Dataset entries:
_ _ _
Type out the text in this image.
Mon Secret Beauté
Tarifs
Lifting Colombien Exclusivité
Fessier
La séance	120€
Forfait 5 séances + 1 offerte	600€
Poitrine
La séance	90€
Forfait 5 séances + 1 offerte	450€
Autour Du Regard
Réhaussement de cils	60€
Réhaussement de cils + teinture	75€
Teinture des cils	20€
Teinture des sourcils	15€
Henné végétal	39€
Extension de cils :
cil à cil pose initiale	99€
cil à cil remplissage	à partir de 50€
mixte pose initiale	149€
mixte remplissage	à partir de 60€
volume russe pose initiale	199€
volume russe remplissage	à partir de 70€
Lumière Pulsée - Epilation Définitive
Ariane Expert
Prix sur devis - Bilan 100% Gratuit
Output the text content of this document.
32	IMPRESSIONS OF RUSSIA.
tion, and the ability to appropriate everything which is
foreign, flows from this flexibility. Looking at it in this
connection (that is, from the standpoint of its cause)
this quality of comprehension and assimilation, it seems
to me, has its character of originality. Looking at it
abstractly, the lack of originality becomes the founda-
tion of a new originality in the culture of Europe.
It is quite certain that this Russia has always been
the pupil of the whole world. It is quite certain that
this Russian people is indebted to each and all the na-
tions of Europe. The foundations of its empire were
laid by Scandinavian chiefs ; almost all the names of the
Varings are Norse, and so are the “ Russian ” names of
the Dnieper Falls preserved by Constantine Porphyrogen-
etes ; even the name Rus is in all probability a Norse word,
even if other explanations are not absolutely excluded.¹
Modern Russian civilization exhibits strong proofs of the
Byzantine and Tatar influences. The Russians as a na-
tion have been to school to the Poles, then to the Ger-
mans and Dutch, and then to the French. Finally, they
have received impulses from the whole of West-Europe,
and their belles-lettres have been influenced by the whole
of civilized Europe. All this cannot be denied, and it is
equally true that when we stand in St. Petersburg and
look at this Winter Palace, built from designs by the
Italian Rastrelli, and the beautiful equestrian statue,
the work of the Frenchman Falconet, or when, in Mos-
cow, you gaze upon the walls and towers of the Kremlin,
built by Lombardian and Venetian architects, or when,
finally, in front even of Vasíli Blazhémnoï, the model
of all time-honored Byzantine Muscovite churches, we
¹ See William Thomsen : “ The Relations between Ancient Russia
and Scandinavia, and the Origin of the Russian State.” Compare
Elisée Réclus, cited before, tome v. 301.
_ _ _
Say how many lines above contain the string "even". Answer with the number only.

Result below:
3